#### INSTRUCTIONS TO FOLLOW
Extract every entry word for word. Skip the pictures.

[Figure collection entries]
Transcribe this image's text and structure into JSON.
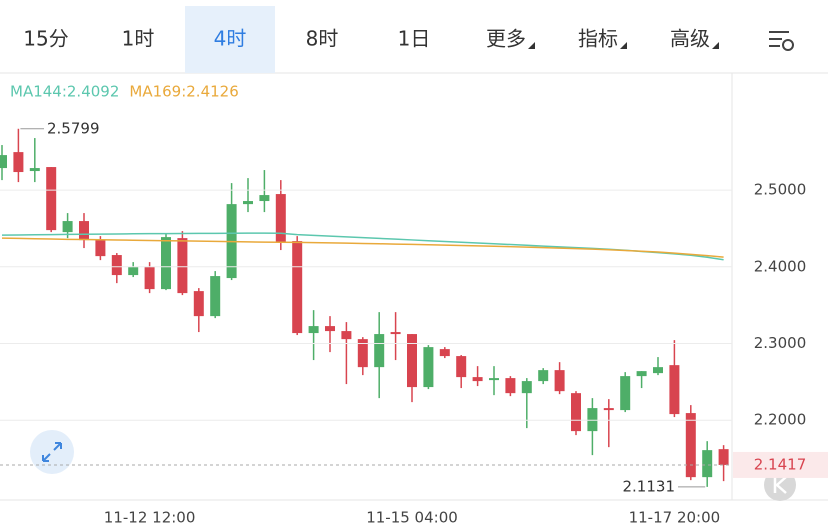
{
  "chart_data": {
    "type": "candlestick",
    "tabs": [
      "15分",
      "1时",
      "4时",
      "8时",
      "1日",
      "更多",
      "指标",
      "高级"
    ],
    "active_tab": 2,
    "categories": [
      null,
      null,
      null,
      null,
      null,
      null,
      null,
      null,
      null,
      "11-12 12:00",
      null,
      null,
      null,
      null,
      null,
      null,
      null,
      null,
      null,
      null,
      null,
      null,
      null,
      null,
      null,
      "11-15 04:00",
      null,
      null,
      null,
      null,
      null,
      null,
      null,
      null,
      null,
      null,
      null,
      null,
      null,
      null,
      null,
      "11-17 20:00",
      null,
      null,
      null
    ],
    "open": [
      2.5287,
      2.5495,
      2.5248,
      2.53,
      2.4452,
      2.4596,
      2.4348,
      2.4153,
      2.3892,
      2.3996,
      2.3709,
      2.4374,
      2.3683,
      2.3357,
      2.3853,
      2.4817,
      2.4857,
      2.4948,
      2.4335,
      2.3136,
      2.3227,
      2.3162,
      2.3057,
      2.2692,
      2.3149,
      2.3123,
      2.2432,
      2.2927,
      2.2836,
      2.2562,
      2.2523,
      2.2549,
      2.2353,
      2.251,
      2.2653,
      2.2353,
      2.1858,
      2.2158,
      2.2132,
      2.2575,
      2.2614,
      2.2718,
      2.2093,
      2.1258,
      2.1623
    ],
    "high": [
      2.5587,
      2.5799,
      2.5678,
      2.53,
      2.47,
      2.47,
      2.44,
      2.4179,
      2.4061,
      2.4061,
      2.4426,
      2.4465,
      2.3722,
      2.3944,
      2.5091,
      2.5156,
      2.5261,
      2.513,
      2.44,
      2.3435,
      2.3357,
      2.3279,
      2.3083,
      2.3409,
      2.3409,
      2.3123,
      2.2979,
      2.2953,
      2.2849,
      2.2705,
      2.2705,
      2.2575,
      2.2549,
      2.2679,
      2.2757,
      2.2379,
      2.2288,
      2.2275,
      2.2627,
      2.264,
      2.2823,
      2.3044,
      2.2197,
      2.1727,
      2.1675
    ],
    "low": [
      2.513,
      2.5104,
      2.5104,
      2.4452,
      2.4374,
      2.4244,
      2.4087,
      2.3787,
      2.3866,
      2.3657,
      2.3696,
      2.3631,
      2.3149,
      2.3331,
      2.3827,
      2.4713,
      2.4713,
      2.4218,
      2.311,
      2.2784,
      2.2888,
      2.2471,
      2.2588,
      2.2288,
      2.2784,
      2.2236,
      2.2406,
      2.281,
      2.2419,
      2.2445,
      2.2327,
      2.2314,
      2.1897,
      2.2471,
      2.234,
      2.1806,
      2.1545,
      2.1649,
      2.2106,
      2.2419,
      2.2588,
      2.2041,
      2.1219,
      2.1131,
      2.1206
    ],
    "close": [
      2.5456,
      2.5235,
      2.5287,
      2.4478,
      2.4596,
      2.4348,
      2.4139,
      2.3892,
      2.3996,
      2.3709,
      2.4387,
      2.3657,
      2.3357,
      2.3879,
      2.4817,
      2.4857,
      2.4935,
      2.4322,
      2.3136,
      2.3227,
      2.3162,
      2.3057,
      2.2692,
      2.3123,
      2.3123,
      2.2432,
      2.2953,
      2.2836,
      2.2562,
      2.251,
      2.2549,
      2.2353,
      2.251,
      2.2653,
      2.2379,
      2.1858,
      2.2158,
      2.2132,
      2.2575,
      2.264,
      2.2692,
      2.208,
      2.1258,
      2.161,
      2.1417
    ],
    "up_color": "#4eae68",
    "down_color": "#d8444f",
    "series": [
      {
        "label": "MA144:2.4092",
        "color": "#5cc7ae",
        "values": [
          2.4413,
          2.4415,
          2.4418,
          2.442,
          2.4422,
          2.4424,
          2.4426,
          2.4428,
          2.443,
          2.4432,
          2.4433,
          2.4434,
          2.4435,
          2.4436,
          2.4437,
          2.4438,
          2.4438,
          2.4437,
          2.442,
          2.441,
          2.44,
          2.439,
          2.438,
          2.437,
          2.436,
          2.435,
          2.434,
          2.433,
          2.432,
          2.431,
          2.43,
          2.429,
          2.428,
          2.427,
          2.426,
          2.425,
          2.424,
          2.4228,
          2.4215,
          2.42,
          2.4185,
          2.4168,
          2.415,
          2.4125,
          2.4092
        ]
      },
      {
        "label": "MA169:2.4126",
        "color": "#e9a93b",
        "values": [
          2.4374,
          2.437,
          2.4366,
          2.4362,
          2.4358,
          2.4355,
          2.4352,
          2.4349,
          2.4346,
          2.4343,
          2.434,
          2.4337,
          2.4334,
          2.4331,
          2.4328,
          2.4325,
          2.4322,
          2.432,
          2.4318,
          2.4315,
          2.4312,
          2.4308,
          2.4304,
          2.43,
          2.4296,
          2.4292,
          2.4288,
          2.4283,
          2.4278,
          2.4273,
          2.4268,
          2.4262,
          2.4256,
          2.425,
          2.4244,
          2.4237,
          2.423,
          2.4222,
          2.4213,
          2.4203,
          2.4192,
          2.4178,
          2.4162,
          2.4145,
          2.4126
        ]
      }
    ],
    "ylim": [
      2.096,
      2.65
    ],
    "yticks": [
      {
        "value": 2.5,
        "label": "2.5000"
      },
      {
        "value": 2.4,
        "label": "2.4000"
      },
      {
        "value": 2.3,
        "label": "2.3000"
      },
      {
        "value": 2.2,
        "label": "2.2000"
      }
    ],
    "high_marker": 2.5799,
    "low_marker": 2.1131,
    "last_price": 2.1417
  }
}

#### RESULT FOR THIS TASK
Transcribe this image's text and structure into JSON.
{
  "chart_data": {
    "type": "candlestick",
    "tabs": [
      "15分",
      "1时",
      "4时",
      "8时",
      "1日",
      "更多",
      "指标",
      "高级"
    ],
    "active_tab": 2,
    "categories": [
      null,
      null,
      null,
      null,
      null,
      null,
      null,
      null,
      null,
      "11-12 12:00",
      null,
      null,
      null,
      null,
      null,
      null,
      null,
      null,
      null,
      null,
      null,
      null,
      null,
      null,
      null,
      "11-15 04:00",
      null,
      null,
      null,
      null,
      null,
      null,
      null,
      null,
      null,
      null,
      null,
      null,
      null,
      null,
      null,
      "11-17 20:00",
      null,
      null,
      null
    ],
    "open": [
      2.5287,
      2.5495,
      2.5248,
      2.53,
      2.4452,
      2.4596,
      2.4348,
      2.4153,
      2.3892,
      2.3996,
      2.3709,
      2.4374,
      2.3683,
      2.3357,
      2.3853,
      2.4817,
      2.4857,
      2.4948,
      2.4335,
      2.3136,
      2.3227,
      2.3162,
      2.3057,
      2.2692,
      2.3149,
      2.3123,
      2.2432,
      2.2927,
      2.2836,
      2.2562,
      2.2523,
      2.2549,
      2.2353,
      2.251,
      2.2653,
      2.2353,
      2.1858,
      2.2158,
      2.2132,
      2.2575,
      2.2614,
      2.2718,
      2.2093,
      2.1258,
      2.1623
    ],
    "high": [
      2.5587,
      2.5799,
      2.5678,
      2.53,
      2.47,
      2.47,
      2.44,
      2.4179,
      2.4061,
      2.4061,
      2.4426,
      2.4465,
      2.3722,
      2.3944,
      2.5091,
      2.5156,
      2.5261,
      2.513,
      2.44,
      2.3435,
      2.3357,
      2.3279,
      2.3083,
      2.3409,
      2.3409,
      2.3123,
      2.2979,
      2.2953,
      2.2849,
      2.2705,
      2.2705,
      2.2575,
      2.2549,
      2.2679,
      2.2757,
      2.2379,
      2.2288,
      2.2275,
      2.2627,
      2.264,
      2.2823,
      2.3044,
      2.2197,
      2.1727,
      2.1675
    ],
    "low": [
      2.513,
      2.5104,
      2.5104,
      2.4452,
      2.4374,
      2.4244,
      2.4087,
      2.3787,
      2.3866,
      2.3657,
      2.3696,
      2.3631,
      2.3149,
      2.3331,
      2.3827,
      2.4713,
      2.4713,
      2.4218,
      2.311,
      2.2784,
      2.2888,
      2.2471,
      2.2588,
      2.2288,
      2.2784,
      2.2236,
      2.2406,
      2.281,
      2.2419,
      2.2445,
      2.2327,
      2.2314,
      2.1897,
      2.2471,
      2.234,
      2.1806,
      2.1545,
      2.1649,
      2.2106,
      2.2419,
      2.2588,
      2.2041,
      2.1219,
      2.1131,
      2.1206
    ],
    "close": [
      2.5456,
      2.5235,
      2.5287,
      2.4478,
      2.4596,
      2.4348,
      2.4139,
      2.3892,
      2.3996,
      2.3709,
      2.4387,
      2.3657,
      2.3357,
      2.3879,
      2.4817,
      2.4857,
      2.4935,
      2.4322,
      2.3136,
      2.3227,
      2.3162,
      2.3057,
      2.2692,
      2.3123,
      2.3123,
      2.2432,
      2.2953,
      2.2836,
      2.2562,
      2.251,
      2.2549,
      2.2353,
      2.251,
      2.2653,
      2.2379,
      2.1858,
      2.2158,
      2.2132,
      2.2575,
      2.264,
      2.2692,
      2.208,
      2.1258,
      2.161,
      2.1417
    ],
    "up_color": "#4eae68",
    "down_color": "#d8444f",
    "series": [
      {
        "label": "MA144:2.4092",
        "color": "#5cc7ae",
        "values": [
          2.4413,
          2.4415,
          2.4418,
          2.442,
          2.4422,
          2.4424,
          2.4426,
          2.4428,
          2.443,
          2.4432,
          2.4433,
          2.4434,
          2.4435,
          2.4436,
          2.4437,
          2.4438,
          2.4438,
          2.4437,
          2.442,
          2.441,
          2.44,
          2.439,
          2.438,
          2.437,
          2.436,
          2.435,
          2.434,
          2.433,
          2.432,
          2.431,
          2.43,
          2.429,
          2.428,
          2.427,
          2.426,
          2.425,
          2.424,
          2.4228,
          2.4215,
          2.42,
          2.4185,
          2.4168,
          2.415,
          2.4125,
          2.4092
        ]
      },
      {
        "label": "MA169:2.4126",
        "color": "#e9a93b",
        "values": [
          2.4374,
          2.437,
          2.4366,
          2.4362,
          2.4358,
          2.4355,
          2.4352,
          2.4349,
          2.4346,
          2.4343,
          2.434,
          2.4337,
          2.4334,
          2.4331,
          2.4328,
          2.4325,
          2.4322,
          2.432,
          2.4318,
          2.4315,
          2.4312,
          2.4308,
          2.4304,
          2.43,
          2.4296,
          2.4292,
          2.4288,
          2.4283,
          2.4278,
          2.4273,
          2.4268,
          2.4262,
          2.4256,
          2.425,
          2.4244,
          2.4237,
          2.423,
          2.4222,
          2.4213,
          2.4203,
          2.4192,
          2.4178,
          2.4162,
          2.4145,
          2.4126
        ]
      }
    ],
    "ylim": [
      2.096,
      2.65
    ],
    "yticks": [
      {
        "value": 2.5,
        "label": "2.5000"
      },
      {
        "value": 2.4,
        "label": "2.4000"
      },
      {
        "value": 2.3,
        "label": "2.3000"
      },
      {
        "value": 2.2,
        "label": "2.2000"
      }
    ],
    "high_marker": 2.5799,
    "low_marker": 2.1131,
    "last_price": 2.1417
  }
}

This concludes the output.